WHAT IS REQUIRED: Can the data below be echoed back word for word?

ENTRIES SHOWN:
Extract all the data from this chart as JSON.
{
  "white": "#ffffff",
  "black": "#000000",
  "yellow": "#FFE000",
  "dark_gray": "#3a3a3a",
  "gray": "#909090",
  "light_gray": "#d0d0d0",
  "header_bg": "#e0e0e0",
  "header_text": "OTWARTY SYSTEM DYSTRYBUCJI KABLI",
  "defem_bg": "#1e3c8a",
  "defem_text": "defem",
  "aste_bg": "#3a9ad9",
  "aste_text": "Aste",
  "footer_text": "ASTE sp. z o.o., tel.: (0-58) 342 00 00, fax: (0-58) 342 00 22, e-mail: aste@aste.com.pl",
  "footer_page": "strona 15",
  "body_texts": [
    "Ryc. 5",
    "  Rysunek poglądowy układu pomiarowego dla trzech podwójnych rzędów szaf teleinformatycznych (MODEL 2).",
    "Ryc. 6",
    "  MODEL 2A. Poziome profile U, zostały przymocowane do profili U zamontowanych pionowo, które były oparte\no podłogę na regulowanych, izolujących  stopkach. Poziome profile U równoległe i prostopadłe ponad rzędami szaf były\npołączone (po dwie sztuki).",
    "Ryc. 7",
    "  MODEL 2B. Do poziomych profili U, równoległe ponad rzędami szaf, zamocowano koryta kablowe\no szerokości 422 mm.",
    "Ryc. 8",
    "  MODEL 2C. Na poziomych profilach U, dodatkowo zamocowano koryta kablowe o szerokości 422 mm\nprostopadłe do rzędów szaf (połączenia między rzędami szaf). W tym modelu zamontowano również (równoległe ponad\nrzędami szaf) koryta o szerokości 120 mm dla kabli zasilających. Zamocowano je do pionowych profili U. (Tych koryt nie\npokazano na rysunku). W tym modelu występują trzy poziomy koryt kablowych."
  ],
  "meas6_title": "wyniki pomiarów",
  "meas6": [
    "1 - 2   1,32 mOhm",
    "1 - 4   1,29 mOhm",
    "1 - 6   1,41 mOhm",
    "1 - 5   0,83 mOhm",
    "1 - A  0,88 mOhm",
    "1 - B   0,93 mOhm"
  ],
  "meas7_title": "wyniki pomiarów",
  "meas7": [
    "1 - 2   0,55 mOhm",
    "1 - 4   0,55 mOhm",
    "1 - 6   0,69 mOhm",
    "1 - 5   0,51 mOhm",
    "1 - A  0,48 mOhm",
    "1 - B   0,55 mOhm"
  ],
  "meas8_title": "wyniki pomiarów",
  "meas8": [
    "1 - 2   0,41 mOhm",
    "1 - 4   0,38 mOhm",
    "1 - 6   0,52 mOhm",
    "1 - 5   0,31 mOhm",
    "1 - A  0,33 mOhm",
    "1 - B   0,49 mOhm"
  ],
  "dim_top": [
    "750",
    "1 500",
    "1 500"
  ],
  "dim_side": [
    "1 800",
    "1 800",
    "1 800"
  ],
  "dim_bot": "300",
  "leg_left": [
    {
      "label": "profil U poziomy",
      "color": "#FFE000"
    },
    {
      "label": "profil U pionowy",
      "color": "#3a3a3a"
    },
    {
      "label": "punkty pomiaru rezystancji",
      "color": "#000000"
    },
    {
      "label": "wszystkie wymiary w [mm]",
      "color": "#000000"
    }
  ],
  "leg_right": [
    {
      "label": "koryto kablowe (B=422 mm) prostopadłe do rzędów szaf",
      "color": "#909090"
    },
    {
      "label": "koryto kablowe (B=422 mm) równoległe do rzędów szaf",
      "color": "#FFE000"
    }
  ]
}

COMPLETED TASK:
Extract all the data from this chart as JSON.
{
  "white": "#ffffff",
  "black": "#000000",
  "yellow": "#FFE000",
  "dark_gray": "#3a3a3a",
  "gray": "#909090",
  "light_gray": "#d0d0d0",
  "header_bg": "#e0e0e0",
  "header_text": "OTWARTY SYSTEM DYSTRYBUCJI KABLI",
  "defem_bg": "#1e3c8a",
  "defem_text": "defem",
  "aste_bg": "#3a9ad9",
  "aste_text": "Aste",
  "footer_text": "ASTE sp. z o.o., tel.: (0-58) 342 00 00, fax: (0-58) 342 00 22, e-mail: aste@aste.com.pl",
  "footer_page": "strona 15",
  "body_texts": [
    "Ryc. 5",
    "  Rysunek poglądowy układu pomiarowego dla trzech podwójnych rzędów szaf teleinformatycznych (MODEL 2).",
    "Ryc. 6",
    "  MODEL 2A. Poziome profile U, zostały przymocowane do profili U zamontowanych pionowo, które były oparte\no podłogę na regulowanych, izolujących  stopkach. Poziome profile U równoległe i prostopadłe ponad rzędami szaf były\npołączone (po dwie sztuki).",
    "Ryc. 7",
    "  MODEL 2B. Do poziomych profili U, równoległe ponad rzędami szaf, zamocowano koryta kablowe\no szerokości 422 mm.",
    "Ryc. 8",
    "  MODEL 2C. Na poziomych profilach U, dodatkowo zamocowano koryta kablowe o szerokości 422 mm\nprostopadłe do rzędów szaf (połączenia między rzędami szaf). W tym modelu zamontowano również (równoległe ponad\nrzędami szaf) koryta o szerokości 120 mm dla kabli zasilających. Zamocowano je do pionowych profili U. (Tych koryt nie\npokazano na rysunku). W tym modelu występują trzy poziomy koryt kablowych."
  ],
  "meas6_title": "wyniki pomiarów",
  "meas6": [
    "1 - 2   1,32 mOhm",
    "1 - 4   1,29 mOhm",
    "1 - 6   1,41 mOhm",
    "1 - 5   0,83 mOhm",
    "1 - A  0,88 mOhm",
    "1 - B   0,93 mOhm"
  ],
  "meas7_title": "wyniki pomiarów",
  "meas7": [
    "1 - 2   0,55 mOhm",
    "1 - 4   0,55 mOhm",
    "1 - 6   0,69 mOhm",
    "1 - 5   0,51 mOhm",
    "1 - A  0,48 mOhm",
    "1 - B   0,55 mOhm"
  ],
  "meas8_title": "wyniki pomiarów",
  "meas8": [
    "1 - 2   0,41 mOhm",
    "1 - 4   0,38 mOhm",
    "1 - 6   0,52 mOhm",
    "1 - 5   0,31 mOhm",
    "1 - A  0,33 mOhm",
    "1 - B   0,49 mOhm"
  ],
  "dim_top": [
    "750",
    "1 500",
    "1 500"
  ],
  "dim_side": [
    "1 800",
    "1 800",
    "1 800"
  ],
  "dim_bot": "300",
  "leg_left": [
    {
      "label": "profil U poziomy",
      "color": "#FFE000"
    },
    {
      "label": "profil U pionowy",
      "color": "#3a3a3a"
    },
    {
      "label": "punkty pomiaru rezystancji",
      "color": "#000000"
    },
    {
      "label": "wszystkie wymiary w [mm]",
      "color": "#000000"
    }
  ],
  "leg_right": [
    {
      "label": "koryto kablowe (B=422 mm) prostopadłe do rzędów szaf",
      "color": "#909090"
    },
    {
      "label": "koryto kablowe (B=422 mm) równoległe do rzędów szaf",
      "color": "#FFE000"
    }
  ]
}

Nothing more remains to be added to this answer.